**待办任务:** 把下面这篇讲拆分大型基因组文本文件的帖子从头到尾逐字抄录一遍。

**阅读材料:**
___

根据特定内容将大文本文件拆分为较小的文本文件

时间:2012-04-16 23:20:45

标签: c# save streamreader delimiter split

我有一大堆基因组,我需要把它分成小的.txt文件。

序列看起来像这样

>supercont1.1 of Geomyces destructans 20631-21
AGATTTTCTTAATAACTTGTTCAATGTGTGTTCAAATGATATGCCGTGATGTATGTAGCA
TAAACAGATGTAGTAGAAGAGTTTGCAGCAATCGTTGAGTAGTATTGCTTCTGTTGTTGG
>supercont1.2 of Geomyces destructans 20631-21
AGATTTTCTTAATAACTTGTTCAATGTGTGTTCAAATGATATGCCGTGATGTATGTAGCA
TAAACAGATGTAGTAGAAGAGTTTGCAGCAATCGTTGAGTAGTATTGCTTCTGTTGTTGG
TAAACAGATGTAGTAGAAGAGTTTGCAGCAATCGTTGAGTAGTATTGCTTCTGTTGTTGG
>supercont1.3 of Geomyces destructans 20631-21
AGATTTT (...)

它应该被分成小文件,名称为:“1.1-Geomyces-destructans - 20631-21”,“1.2-Geomyces ......”用基因组数据完成。

@JimMischel帮助后的代码如下:

using System;
using System.Collections.Generic;
using System.ComponentModel;
using System.Data;
using System.Drawing;
using System.Linq;
using System.Text;
using System.Windows.Forms;
using System.IO;

namespace genom1
{
    public partial class Form1 : Form
    {
        public Form1()
        {
            InitializeComponent();
        }

        string filter = "Textové soubory|*.txt|Soubory FASTA|*.fasta|Všechny soubory|*.*";

        private void doit_Click(object sender, EventArgs e)
        {
            bar.Value = 0;

            OpenFileDialog opf = new OpenFileDialog();

            // filter for choosing file types
            opf.Filter = filter;

            string lineo = "error"; // test

            if (opf.ShowDialog() == DialogResult.OK)
            {
                var lineCount = 0;
                using (var reader = File.OpenText(opf.FileName))

___

(文档理解数据)
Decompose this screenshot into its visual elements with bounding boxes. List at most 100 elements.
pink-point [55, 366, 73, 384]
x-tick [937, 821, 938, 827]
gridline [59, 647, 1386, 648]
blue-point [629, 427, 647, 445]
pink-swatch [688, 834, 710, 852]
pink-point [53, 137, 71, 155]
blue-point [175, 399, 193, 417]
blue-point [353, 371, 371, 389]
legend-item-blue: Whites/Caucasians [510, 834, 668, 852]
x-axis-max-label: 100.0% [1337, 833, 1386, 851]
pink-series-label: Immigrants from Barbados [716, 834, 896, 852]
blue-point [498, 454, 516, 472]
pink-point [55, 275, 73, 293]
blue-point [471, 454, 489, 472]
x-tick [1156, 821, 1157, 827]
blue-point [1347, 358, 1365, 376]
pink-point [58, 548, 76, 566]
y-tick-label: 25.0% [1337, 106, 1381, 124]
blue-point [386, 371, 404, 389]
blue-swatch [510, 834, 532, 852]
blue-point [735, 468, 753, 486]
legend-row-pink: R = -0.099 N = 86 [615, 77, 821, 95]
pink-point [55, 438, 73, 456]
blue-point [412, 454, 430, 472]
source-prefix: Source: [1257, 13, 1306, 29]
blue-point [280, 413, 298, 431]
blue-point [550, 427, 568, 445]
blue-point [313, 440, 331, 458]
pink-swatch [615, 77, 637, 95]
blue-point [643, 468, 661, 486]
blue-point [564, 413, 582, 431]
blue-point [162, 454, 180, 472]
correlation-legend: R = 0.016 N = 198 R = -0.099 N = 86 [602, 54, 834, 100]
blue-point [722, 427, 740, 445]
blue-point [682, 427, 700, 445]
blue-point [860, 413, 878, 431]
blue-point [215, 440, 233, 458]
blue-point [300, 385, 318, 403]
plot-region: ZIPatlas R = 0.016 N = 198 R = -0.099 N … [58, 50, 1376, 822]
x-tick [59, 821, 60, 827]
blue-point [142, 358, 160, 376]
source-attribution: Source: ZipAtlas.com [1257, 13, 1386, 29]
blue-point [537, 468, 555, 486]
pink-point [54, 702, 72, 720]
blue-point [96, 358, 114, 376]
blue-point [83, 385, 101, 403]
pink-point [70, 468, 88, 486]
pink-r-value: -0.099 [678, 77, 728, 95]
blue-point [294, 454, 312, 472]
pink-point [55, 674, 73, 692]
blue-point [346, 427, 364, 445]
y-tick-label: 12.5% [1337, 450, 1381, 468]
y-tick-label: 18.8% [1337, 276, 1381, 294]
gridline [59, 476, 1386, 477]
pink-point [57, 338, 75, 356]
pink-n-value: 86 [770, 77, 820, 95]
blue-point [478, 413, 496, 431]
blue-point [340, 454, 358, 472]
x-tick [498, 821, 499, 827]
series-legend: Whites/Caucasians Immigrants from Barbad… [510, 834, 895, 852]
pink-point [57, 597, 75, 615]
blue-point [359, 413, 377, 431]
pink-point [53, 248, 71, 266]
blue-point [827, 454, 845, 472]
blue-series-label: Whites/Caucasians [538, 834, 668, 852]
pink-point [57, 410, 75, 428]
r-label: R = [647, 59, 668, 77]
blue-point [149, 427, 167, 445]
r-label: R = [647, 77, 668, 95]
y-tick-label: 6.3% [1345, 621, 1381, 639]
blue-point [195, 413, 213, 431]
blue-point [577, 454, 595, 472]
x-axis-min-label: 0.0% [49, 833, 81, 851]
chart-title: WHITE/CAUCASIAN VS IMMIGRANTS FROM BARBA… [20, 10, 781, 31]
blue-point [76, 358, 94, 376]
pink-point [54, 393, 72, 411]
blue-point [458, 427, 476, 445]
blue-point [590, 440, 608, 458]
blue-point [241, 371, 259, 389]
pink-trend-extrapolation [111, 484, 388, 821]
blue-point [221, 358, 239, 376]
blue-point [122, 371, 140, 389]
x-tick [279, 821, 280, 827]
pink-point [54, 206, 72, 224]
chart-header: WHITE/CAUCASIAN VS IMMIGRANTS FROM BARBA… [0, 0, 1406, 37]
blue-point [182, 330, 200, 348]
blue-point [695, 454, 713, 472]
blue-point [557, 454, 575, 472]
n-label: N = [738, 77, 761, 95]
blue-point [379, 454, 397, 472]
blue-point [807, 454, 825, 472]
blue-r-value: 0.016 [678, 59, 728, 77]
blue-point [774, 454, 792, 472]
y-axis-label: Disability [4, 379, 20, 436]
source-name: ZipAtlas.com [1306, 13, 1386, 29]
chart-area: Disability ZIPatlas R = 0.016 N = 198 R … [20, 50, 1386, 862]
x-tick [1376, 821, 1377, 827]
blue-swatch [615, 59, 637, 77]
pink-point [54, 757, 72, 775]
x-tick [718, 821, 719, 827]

___

**作答区:**
根据特定内容将大文本文件拆分为较小的文本文件

时间:2012-04-16 23:20:45

标签: c# save streamreader delimiter split

我有一大堆基因组,我需要把它分成小的.txt文件。

序列看起来像这样

>supercont1.1 of Geomyces destructans 20631-21
AGATTTTCTTAATAACTTGTTCAATGTGTGTTCAAATGATATGCCGTGATGTATGTAGCA
TAAACAGATGTAGTAGAAGAGTTTGCAGCAATCGTTGAGTAGTATTGCTTCTGTTGTTGG
>supercont1.2 of Geomyces destructans 20631-21
AGATTTTCTTAATAACTTGTTCAATGTGTGTTCAAATGATATGCCGTGATGTATGTAGCA
TAAACAGATGTAGTAGAAGAGTTTGCAGCAATCGTTGAGTAGTATTGCTTCTGTTGTTGG
TAAACAGATGTAGTAGAAGAGTTTGCAGCAATCGTTGAGTAGTATTGCTTCTGTTGTTGG
>supercont1.3 of Geomyces destructans 20631-21
AGATTTT (...)

它应该被分成小文件,名称为:“1.1-Geomyces-destructans - 20631-21”,“1.2-Geomyces ......”用基因组数据完成。

@JimMischel帮助后的代码如下:

using System;
using System.Collections.Generic;
using System.ComponentModel;
using System.Data;
using System.Drawing;
using System.Linq;
using System.Text;
using System.Windows.Forms;
using System.IO;

namespace genom1
{
    public partial class Form1 : Form
    {
        public Form1()
        {
            InitializeComponent();
        }

        string filter = "Textové soubory|*.txt|Soubory FASTA|*.fasta|Všechny soubory|*.*";

        private void doit_Click(object sender, EventArgs e)
        {
            bar.Value = 0;

            OpenFileDialog opf = new OpenFileDialog();

            // filter for choosing file types
            opf.Filter = filter;

            string lineo = "error"; // test

            if (opf.ShowDialog() == DialogResult.OK)
            {
                var lineCount = 0;
                using (var reader = File.OpenText(opf.FileName))